> _SET PROBLEM_
Using the records below, locate all lines containing "svoje" and return them.

※ ※ ※

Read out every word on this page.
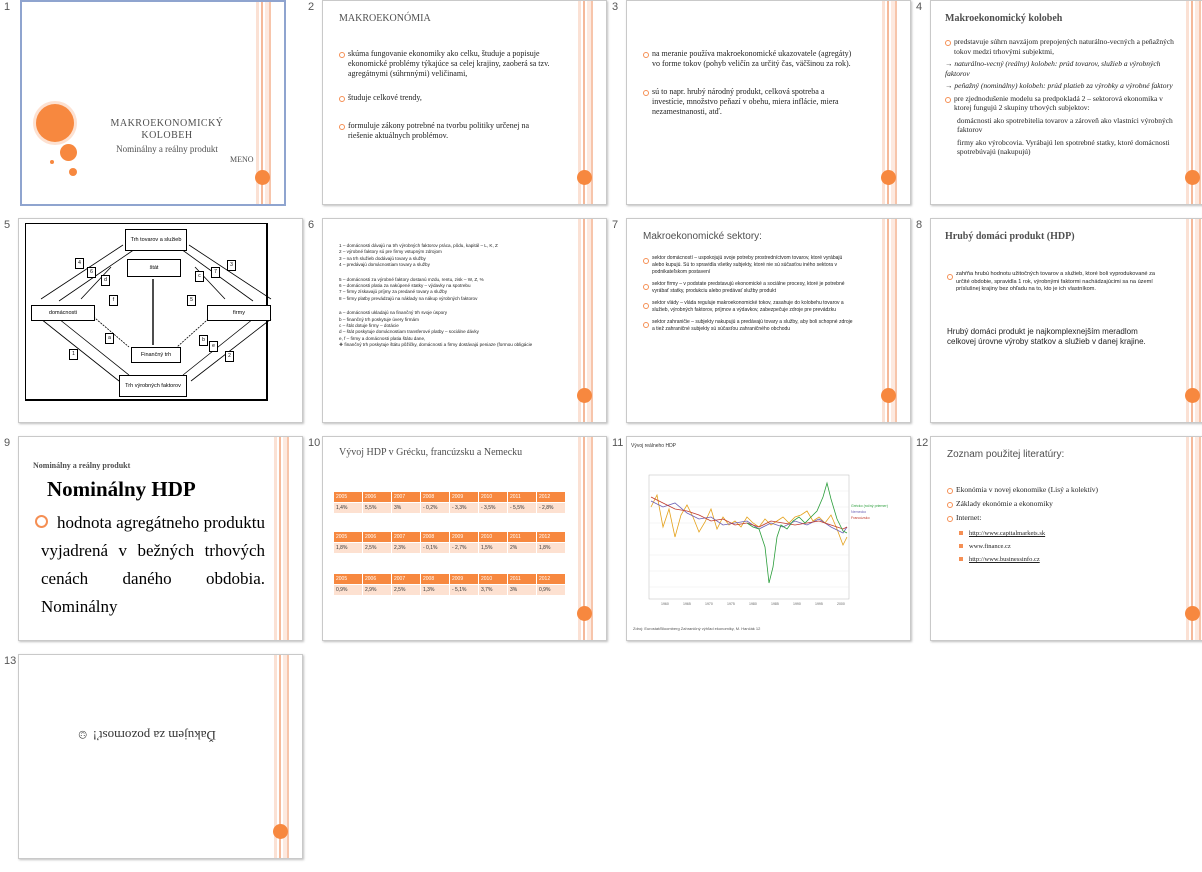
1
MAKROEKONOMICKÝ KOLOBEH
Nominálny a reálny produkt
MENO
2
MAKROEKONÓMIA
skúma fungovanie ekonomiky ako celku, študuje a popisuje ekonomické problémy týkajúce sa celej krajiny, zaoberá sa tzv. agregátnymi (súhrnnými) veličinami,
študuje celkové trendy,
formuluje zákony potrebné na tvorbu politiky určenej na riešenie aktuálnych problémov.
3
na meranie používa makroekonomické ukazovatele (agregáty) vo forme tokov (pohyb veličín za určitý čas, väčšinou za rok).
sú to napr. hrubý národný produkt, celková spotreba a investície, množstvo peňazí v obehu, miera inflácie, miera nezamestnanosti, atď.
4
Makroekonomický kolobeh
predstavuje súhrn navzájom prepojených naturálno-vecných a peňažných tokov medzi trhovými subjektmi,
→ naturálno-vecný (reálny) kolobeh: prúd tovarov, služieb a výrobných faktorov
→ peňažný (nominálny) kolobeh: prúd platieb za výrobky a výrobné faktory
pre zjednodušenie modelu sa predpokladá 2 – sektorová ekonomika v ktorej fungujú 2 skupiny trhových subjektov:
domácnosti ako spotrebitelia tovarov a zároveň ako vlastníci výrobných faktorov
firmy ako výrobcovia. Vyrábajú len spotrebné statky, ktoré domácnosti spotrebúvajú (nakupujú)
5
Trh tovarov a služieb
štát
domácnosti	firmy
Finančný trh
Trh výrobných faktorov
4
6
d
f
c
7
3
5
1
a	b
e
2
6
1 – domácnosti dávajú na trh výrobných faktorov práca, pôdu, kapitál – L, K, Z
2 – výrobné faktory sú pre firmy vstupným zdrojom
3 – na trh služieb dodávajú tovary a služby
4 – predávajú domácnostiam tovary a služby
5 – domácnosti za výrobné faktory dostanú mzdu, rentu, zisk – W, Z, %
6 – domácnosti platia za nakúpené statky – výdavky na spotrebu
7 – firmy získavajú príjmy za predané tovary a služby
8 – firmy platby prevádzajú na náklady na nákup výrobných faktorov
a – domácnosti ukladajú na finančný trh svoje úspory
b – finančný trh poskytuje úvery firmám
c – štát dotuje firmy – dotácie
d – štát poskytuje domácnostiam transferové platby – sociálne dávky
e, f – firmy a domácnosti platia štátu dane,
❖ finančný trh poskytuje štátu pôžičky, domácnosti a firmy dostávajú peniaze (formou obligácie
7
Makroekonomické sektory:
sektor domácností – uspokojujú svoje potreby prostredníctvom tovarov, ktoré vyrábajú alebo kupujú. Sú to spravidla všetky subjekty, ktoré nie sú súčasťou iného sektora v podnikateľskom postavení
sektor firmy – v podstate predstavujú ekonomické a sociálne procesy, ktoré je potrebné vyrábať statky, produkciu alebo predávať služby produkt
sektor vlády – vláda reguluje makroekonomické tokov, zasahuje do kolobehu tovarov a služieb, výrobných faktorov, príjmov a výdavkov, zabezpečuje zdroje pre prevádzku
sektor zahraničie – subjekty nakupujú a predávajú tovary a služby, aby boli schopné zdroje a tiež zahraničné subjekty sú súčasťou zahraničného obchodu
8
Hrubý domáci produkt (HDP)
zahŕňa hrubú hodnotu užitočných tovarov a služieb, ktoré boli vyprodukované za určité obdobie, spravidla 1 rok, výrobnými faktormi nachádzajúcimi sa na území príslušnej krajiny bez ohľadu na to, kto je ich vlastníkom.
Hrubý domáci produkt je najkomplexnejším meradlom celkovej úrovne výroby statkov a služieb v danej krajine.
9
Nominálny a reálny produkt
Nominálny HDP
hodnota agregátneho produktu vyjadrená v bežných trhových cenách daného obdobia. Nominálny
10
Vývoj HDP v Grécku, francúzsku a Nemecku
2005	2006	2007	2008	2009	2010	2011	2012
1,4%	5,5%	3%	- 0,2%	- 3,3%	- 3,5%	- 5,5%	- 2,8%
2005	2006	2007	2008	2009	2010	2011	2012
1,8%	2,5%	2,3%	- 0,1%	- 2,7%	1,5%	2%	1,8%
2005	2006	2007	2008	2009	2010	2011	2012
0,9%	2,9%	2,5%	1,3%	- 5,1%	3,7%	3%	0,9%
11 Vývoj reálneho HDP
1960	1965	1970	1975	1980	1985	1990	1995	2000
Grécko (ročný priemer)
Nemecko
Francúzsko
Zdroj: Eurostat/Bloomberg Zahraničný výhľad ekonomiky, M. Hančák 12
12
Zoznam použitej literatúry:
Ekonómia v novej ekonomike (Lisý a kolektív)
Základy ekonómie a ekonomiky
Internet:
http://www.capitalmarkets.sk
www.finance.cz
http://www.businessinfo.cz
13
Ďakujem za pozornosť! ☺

※ ※ ※

> _RESULT_
a – domácnosti ukladajú na finančný trh svoje úspory
sektor domácností – uspokojujú svoje potreby prostredníctvom tovarov, ktoré vyrábajú alebo kupujú. Sú to spravidla všetky subjekty, ktoré nie sú súčasťou iného sektora v podnikateľskom postavení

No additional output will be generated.